Check each line of the listing, and copy it if it contains the word "refresh".

[Provided data]:
[Start]

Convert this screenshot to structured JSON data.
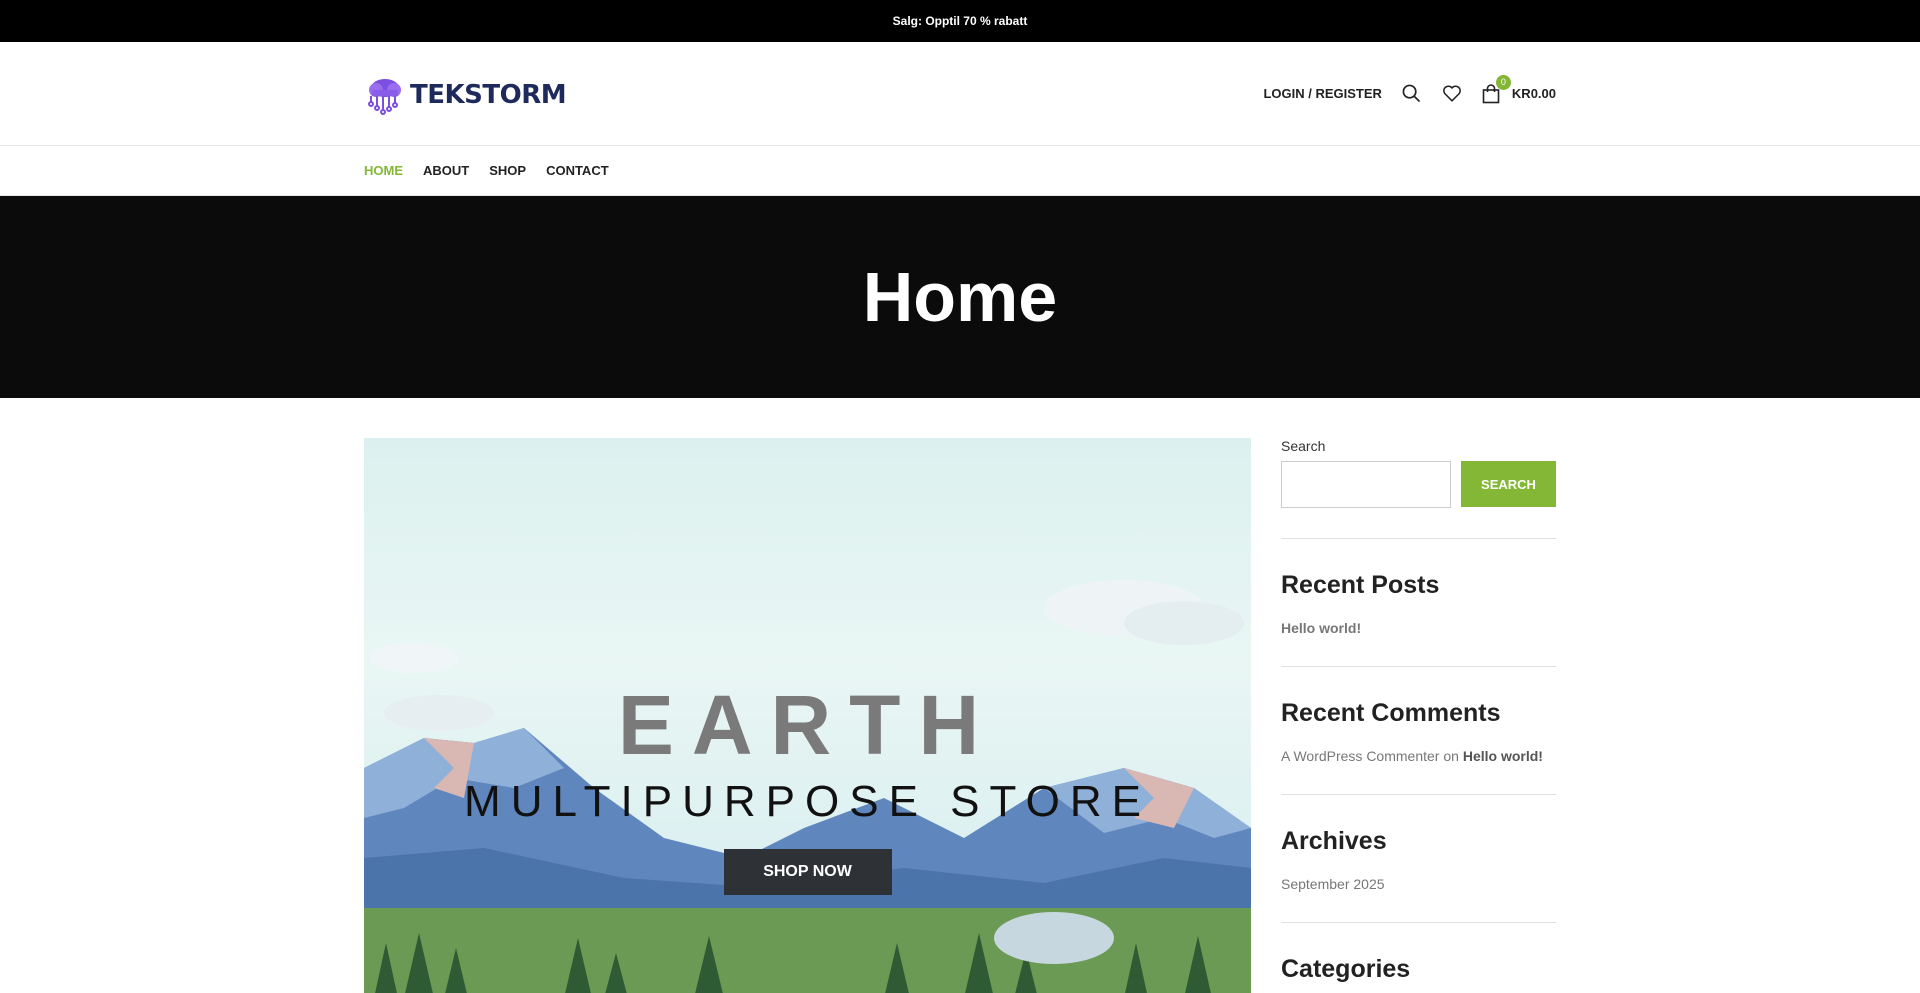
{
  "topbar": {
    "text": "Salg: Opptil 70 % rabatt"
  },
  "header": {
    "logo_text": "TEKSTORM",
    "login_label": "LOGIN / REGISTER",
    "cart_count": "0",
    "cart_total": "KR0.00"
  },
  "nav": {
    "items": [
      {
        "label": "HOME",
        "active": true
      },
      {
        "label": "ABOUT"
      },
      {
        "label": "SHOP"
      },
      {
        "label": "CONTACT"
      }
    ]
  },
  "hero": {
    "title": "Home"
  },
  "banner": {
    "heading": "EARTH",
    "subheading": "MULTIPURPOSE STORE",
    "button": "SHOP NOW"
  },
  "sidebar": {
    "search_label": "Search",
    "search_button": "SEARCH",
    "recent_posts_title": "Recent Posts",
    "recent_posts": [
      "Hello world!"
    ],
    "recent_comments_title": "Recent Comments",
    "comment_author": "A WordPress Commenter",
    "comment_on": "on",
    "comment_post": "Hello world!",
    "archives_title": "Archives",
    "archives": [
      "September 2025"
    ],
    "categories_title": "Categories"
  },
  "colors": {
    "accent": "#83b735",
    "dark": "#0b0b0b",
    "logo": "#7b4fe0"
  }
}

[End]
[Start]

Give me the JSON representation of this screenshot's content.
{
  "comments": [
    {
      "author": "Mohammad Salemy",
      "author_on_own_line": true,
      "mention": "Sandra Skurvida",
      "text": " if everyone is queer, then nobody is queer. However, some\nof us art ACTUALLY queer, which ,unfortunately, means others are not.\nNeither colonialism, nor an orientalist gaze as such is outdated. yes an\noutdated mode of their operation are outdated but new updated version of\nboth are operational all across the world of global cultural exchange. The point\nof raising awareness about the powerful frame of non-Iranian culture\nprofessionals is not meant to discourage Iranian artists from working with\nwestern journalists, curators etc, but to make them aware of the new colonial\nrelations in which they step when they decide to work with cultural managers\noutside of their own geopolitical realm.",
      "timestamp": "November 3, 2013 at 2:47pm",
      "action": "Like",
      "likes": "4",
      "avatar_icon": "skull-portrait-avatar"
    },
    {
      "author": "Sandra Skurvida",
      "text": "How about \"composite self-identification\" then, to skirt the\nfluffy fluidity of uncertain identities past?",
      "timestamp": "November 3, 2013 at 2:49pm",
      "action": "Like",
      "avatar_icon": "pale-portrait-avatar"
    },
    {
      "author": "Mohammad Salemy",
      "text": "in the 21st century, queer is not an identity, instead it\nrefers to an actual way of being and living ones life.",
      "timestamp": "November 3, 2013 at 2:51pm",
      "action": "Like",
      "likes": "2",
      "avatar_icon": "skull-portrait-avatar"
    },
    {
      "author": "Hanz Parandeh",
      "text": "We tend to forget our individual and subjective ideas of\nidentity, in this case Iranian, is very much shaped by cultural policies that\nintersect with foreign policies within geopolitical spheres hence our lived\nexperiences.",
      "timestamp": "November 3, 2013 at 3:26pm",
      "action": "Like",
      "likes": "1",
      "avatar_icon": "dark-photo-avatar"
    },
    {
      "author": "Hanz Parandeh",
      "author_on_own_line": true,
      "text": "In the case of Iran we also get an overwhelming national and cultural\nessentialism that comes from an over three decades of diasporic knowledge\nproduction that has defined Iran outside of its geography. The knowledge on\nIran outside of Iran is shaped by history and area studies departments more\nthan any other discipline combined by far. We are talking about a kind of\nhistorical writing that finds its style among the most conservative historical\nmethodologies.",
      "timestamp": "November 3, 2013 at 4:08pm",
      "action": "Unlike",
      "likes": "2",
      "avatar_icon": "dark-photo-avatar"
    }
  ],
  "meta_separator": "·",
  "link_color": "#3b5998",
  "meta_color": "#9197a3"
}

[End]
[Start]

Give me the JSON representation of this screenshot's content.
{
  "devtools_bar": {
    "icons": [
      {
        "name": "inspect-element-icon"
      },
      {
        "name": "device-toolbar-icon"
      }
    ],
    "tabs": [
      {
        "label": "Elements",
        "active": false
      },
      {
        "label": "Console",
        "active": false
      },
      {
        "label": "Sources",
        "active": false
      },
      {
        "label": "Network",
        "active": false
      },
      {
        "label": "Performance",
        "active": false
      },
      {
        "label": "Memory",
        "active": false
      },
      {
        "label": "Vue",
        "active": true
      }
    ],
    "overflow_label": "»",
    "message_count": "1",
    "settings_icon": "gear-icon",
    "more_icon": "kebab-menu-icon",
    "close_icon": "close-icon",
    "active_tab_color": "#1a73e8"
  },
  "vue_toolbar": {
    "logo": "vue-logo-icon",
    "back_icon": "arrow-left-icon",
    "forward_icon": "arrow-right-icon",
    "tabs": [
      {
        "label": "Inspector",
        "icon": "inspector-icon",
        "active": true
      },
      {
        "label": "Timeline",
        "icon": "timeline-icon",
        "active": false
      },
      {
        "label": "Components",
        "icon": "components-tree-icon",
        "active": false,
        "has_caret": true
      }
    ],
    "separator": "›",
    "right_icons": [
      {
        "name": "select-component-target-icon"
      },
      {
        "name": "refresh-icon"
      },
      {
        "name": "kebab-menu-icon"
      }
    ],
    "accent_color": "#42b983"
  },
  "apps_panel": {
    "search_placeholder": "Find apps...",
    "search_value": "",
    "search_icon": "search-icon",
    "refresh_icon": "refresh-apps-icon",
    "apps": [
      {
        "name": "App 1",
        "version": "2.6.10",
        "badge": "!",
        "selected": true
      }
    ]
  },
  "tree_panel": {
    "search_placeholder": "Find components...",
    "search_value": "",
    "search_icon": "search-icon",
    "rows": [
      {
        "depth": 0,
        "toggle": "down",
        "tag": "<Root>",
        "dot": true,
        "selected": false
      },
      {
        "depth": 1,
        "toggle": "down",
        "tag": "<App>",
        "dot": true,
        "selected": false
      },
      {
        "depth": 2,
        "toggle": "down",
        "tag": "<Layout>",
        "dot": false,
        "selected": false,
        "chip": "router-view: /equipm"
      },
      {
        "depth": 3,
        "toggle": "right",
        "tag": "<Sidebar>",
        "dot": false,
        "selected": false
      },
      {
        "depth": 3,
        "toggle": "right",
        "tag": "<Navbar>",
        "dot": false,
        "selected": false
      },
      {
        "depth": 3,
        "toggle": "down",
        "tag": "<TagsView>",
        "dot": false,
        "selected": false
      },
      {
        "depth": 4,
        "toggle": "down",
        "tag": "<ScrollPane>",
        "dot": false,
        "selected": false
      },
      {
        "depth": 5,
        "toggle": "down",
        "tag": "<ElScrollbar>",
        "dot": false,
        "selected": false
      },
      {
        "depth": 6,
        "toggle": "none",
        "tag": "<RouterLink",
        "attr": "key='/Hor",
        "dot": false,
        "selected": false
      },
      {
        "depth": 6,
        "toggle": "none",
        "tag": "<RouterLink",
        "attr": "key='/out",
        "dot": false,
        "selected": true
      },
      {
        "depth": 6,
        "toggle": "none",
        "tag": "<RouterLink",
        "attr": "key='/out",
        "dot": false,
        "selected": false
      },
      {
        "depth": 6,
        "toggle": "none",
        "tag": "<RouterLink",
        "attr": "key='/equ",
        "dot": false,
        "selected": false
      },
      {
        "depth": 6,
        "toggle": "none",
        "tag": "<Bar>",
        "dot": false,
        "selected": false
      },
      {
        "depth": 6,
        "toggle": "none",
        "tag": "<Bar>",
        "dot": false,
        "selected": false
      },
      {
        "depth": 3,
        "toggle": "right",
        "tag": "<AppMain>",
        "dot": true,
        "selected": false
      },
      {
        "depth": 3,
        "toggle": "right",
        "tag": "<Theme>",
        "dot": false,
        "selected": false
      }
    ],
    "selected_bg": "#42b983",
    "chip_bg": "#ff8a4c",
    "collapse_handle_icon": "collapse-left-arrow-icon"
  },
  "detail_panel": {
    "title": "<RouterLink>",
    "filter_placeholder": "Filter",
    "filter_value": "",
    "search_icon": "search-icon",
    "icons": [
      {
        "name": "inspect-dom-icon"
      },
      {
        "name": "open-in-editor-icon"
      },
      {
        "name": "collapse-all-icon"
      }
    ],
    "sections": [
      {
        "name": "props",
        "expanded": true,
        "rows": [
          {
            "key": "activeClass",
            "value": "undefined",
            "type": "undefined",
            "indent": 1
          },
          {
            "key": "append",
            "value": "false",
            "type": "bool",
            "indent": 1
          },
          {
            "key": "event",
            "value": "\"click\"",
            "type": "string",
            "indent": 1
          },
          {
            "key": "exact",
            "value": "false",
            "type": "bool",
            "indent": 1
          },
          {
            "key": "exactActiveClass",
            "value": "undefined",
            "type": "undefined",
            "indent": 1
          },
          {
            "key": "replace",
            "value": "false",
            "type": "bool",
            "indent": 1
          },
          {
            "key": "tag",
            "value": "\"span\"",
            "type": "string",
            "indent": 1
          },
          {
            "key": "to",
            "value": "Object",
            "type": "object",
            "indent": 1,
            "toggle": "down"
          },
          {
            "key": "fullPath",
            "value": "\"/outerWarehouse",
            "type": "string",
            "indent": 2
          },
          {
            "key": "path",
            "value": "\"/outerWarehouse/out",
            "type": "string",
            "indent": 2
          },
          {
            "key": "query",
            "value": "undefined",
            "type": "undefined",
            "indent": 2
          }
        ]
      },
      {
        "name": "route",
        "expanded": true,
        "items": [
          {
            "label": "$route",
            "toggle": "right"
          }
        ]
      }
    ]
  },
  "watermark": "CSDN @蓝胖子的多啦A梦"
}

[End]

[Result of this exercise]:
        "name": "refresh-icon"
    "refresh_icon": "refresh-apps-icon",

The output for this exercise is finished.